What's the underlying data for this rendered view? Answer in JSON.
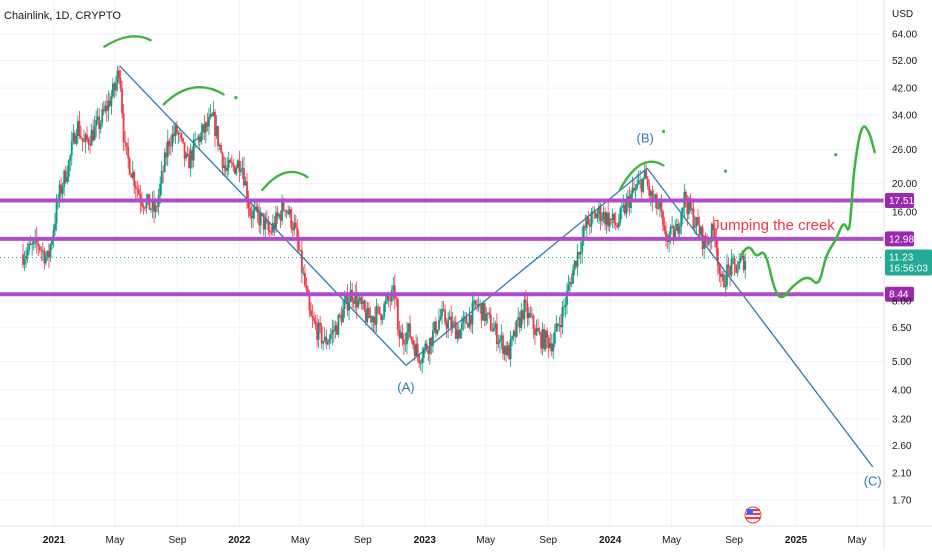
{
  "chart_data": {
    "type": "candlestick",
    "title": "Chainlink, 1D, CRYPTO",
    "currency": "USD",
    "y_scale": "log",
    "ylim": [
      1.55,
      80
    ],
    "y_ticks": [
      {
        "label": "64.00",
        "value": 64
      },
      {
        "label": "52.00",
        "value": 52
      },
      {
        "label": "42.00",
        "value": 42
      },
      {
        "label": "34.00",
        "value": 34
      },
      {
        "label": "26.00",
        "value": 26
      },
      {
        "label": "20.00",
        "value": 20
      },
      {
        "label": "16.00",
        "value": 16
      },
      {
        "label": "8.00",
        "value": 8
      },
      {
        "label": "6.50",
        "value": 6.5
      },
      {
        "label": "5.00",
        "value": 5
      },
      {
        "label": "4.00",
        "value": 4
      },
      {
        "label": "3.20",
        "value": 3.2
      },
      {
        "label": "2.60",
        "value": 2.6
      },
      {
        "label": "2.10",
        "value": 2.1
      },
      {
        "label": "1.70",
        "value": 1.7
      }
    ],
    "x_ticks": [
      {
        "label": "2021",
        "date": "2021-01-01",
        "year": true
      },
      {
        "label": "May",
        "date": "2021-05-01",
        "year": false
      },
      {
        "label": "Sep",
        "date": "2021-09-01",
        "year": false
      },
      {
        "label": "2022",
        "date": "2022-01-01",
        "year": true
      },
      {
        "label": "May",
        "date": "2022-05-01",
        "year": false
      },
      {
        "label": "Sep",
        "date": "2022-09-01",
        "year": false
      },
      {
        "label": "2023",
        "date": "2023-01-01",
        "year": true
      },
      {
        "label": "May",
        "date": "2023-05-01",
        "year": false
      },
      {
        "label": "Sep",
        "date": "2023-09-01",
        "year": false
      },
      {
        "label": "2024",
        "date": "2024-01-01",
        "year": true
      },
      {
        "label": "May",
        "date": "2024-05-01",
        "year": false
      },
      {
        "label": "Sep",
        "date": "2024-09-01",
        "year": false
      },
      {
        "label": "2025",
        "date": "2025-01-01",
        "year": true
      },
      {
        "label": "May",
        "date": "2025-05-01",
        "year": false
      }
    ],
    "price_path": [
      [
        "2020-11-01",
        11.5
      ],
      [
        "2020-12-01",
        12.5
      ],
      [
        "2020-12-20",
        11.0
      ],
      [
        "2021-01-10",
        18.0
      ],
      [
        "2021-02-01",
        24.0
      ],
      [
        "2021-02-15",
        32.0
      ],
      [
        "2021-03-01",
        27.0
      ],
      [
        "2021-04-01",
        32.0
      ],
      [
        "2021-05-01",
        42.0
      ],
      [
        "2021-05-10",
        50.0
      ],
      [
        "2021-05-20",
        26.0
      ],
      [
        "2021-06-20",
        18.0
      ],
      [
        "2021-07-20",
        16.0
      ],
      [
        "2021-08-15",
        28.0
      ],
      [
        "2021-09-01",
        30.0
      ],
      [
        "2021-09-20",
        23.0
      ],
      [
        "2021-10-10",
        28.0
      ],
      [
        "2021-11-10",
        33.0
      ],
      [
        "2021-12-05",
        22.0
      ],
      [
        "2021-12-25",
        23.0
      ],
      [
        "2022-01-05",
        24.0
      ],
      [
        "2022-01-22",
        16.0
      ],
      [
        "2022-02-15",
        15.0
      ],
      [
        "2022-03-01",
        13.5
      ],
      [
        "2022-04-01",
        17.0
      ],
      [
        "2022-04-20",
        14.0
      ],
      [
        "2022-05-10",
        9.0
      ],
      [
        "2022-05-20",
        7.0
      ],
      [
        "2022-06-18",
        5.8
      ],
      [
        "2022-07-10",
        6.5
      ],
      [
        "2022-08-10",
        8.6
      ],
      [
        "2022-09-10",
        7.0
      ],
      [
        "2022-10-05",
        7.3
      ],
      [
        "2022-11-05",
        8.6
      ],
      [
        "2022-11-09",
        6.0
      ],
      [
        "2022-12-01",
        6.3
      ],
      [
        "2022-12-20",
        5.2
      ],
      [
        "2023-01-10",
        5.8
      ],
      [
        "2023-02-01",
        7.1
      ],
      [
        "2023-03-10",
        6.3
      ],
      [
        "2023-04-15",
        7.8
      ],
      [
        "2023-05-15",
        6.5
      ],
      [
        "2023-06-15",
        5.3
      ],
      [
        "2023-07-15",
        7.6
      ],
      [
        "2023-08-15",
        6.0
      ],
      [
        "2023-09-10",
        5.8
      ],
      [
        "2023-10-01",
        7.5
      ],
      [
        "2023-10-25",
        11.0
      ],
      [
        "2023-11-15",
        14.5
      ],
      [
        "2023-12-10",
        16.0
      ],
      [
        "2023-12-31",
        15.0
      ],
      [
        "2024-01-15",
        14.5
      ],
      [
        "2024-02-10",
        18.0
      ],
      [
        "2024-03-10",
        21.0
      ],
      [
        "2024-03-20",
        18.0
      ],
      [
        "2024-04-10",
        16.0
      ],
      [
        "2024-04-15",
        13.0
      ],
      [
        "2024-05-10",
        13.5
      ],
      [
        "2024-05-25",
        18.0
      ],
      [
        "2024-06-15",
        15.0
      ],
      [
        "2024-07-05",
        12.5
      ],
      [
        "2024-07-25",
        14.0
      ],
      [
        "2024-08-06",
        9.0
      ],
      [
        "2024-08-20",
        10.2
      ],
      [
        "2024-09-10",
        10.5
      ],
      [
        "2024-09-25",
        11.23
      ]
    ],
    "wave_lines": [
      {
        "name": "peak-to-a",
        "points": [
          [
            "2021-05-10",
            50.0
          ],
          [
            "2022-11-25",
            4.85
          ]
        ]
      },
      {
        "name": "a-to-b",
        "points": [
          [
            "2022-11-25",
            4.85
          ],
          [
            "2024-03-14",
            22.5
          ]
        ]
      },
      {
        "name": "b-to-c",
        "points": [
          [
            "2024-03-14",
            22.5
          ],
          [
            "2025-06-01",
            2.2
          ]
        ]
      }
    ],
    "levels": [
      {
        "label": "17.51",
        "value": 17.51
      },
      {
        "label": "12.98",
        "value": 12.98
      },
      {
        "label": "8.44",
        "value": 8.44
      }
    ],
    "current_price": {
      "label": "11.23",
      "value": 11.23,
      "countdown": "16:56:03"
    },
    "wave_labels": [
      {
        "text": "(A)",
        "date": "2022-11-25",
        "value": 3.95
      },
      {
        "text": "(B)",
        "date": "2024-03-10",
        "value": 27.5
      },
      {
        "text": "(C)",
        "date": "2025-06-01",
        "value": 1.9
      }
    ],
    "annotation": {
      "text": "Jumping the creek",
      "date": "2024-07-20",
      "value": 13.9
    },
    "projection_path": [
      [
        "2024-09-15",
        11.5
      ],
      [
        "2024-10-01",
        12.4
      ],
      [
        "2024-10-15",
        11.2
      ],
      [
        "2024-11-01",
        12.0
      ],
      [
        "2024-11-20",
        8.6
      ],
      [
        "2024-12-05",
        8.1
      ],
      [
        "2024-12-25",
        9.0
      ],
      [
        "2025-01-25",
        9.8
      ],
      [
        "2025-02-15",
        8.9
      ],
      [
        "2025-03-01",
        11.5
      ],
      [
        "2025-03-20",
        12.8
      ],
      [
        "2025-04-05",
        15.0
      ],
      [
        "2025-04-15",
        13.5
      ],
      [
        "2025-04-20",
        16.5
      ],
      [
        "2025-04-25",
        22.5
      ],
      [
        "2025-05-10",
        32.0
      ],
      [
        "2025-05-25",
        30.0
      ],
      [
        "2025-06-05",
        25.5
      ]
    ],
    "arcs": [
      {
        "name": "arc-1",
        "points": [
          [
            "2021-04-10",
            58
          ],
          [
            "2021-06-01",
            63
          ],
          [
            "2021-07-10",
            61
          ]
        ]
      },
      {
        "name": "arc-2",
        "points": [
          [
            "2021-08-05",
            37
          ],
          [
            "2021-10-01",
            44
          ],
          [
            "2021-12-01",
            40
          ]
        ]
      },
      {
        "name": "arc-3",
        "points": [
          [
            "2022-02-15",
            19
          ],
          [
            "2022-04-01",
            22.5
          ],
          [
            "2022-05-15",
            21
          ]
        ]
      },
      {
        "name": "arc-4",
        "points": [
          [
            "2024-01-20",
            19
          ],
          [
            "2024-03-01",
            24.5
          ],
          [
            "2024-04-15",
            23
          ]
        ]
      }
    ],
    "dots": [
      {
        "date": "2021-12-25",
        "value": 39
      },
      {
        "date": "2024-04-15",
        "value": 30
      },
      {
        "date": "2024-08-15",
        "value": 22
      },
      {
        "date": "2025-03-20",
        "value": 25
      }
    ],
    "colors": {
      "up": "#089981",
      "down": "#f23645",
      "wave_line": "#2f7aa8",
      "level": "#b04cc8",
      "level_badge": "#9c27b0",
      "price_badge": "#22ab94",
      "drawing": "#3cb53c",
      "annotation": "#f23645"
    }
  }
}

= = = = = = =

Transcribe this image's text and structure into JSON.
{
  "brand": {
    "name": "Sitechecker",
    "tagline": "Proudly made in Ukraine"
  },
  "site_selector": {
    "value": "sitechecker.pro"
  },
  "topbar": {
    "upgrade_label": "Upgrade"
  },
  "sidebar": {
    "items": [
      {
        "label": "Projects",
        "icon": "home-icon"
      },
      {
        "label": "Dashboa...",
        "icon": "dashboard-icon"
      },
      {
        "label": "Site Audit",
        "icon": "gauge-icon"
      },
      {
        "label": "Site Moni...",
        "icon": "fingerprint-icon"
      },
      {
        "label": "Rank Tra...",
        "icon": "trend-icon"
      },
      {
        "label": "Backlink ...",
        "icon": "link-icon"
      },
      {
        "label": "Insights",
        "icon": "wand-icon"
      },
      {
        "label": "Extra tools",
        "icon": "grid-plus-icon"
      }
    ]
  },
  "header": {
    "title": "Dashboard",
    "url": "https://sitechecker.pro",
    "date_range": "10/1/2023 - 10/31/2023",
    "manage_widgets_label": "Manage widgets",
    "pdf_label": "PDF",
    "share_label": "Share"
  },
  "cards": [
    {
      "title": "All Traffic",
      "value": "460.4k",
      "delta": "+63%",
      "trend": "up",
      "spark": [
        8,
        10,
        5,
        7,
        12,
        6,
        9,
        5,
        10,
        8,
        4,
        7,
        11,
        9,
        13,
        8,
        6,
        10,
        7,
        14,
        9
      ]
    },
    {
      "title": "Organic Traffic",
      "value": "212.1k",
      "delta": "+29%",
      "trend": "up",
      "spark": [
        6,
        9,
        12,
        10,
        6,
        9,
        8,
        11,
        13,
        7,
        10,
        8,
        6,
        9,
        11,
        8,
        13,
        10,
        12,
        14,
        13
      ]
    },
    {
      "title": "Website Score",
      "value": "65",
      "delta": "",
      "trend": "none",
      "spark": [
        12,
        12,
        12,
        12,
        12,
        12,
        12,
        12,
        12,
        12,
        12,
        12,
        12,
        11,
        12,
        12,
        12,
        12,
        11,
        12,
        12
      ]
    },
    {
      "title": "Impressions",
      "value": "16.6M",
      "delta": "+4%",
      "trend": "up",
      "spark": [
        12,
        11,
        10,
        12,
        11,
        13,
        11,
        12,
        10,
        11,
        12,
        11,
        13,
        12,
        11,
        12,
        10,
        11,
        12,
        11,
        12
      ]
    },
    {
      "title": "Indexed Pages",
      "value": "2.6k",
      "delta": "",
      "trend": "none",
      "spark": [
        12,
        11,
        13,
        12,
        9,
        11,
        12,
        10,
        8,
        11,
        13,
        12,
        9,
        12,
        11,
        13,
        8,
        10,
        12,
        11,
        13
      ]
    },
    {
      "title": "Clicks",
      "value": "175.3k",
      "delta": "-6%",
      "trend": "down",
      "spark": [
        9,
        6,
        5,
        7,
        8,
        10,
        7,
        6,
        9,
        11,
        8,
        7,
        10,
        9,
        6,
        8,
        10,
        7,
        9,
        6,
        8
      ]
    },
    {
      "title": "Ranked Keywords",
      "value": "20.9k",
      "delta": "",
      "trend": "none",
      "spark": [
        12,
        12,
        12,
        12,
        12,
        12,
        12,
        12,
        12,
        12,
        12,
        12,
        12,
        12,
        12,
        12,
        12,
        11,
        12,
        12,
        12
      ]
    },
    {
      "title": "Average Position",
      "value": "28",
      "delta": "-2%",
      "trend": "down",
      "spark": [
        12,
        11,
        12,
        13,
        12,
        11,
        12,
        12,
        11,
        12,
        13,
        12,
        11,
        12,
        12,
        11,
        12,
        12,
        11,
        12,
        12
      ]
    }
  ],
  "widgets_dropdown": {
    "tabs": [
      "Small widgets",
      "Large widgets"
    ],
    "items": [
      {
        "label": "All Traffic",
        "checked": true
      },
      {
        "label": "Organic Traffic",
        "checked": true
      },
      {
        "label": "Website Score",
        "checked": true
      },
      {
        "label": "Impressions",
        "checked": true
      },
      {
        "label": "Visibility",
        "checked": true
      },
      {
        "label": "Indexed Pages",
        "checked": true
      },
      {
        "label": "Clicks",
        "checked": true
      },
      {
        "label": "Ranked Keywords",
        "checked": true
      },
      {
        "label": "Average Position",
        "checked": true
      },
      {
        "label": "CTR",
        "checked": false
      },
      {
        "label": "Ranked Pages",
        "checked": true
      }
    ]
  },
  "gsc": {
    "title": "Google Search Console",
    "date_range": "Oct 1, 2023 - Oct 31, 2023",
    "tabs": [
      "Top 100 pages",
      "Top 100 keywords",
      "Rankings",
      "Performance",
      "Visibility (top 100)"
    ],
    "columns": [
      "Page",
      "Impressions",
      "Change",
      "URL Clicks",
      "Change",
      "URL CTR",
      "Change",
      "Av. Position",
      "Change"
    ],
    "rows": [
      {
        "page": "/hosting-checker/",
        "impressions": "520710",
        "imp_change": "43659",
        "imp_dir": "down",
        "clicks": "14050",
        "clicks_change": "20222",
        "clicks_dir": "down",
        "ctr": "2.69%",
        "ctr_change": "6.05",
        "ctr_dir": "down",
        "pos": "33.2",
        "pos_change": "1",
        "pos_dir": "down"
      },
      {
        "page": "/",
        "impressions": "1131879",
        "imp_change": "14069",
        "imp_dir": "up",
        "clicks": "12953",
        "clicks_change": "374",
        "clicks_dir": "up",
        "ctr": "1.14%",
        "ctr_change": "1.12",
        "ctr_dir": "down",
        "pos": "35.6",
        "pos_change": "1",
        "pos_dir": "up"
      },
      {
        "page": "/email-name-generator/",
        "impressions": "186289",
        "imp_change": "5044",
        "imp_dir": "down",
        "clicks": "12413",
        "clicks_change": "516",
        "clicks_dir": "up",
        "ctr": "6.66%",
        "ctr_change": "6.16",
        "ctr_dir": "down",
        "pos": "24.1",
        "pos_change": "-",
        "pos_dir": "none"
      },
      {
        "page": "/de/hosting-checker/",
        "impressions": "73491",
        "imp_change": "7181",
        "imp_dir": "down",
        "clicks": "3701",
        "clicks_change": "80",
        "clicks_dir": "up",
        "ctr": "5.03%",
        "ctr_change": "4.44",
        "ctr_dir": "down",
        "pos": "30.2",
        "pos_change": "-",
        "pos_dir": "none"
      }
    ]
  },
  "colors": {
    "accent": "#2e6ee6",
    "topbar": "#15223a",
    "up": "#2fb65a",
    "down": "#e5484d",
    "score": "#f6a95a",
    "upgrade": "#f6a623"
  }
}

= = = = = = =

Select all lines in the listing that include the word "Visibility".

**COMPLETED EXERCISE:**
        "label": "Visibility",
      "Visibility (top 100)"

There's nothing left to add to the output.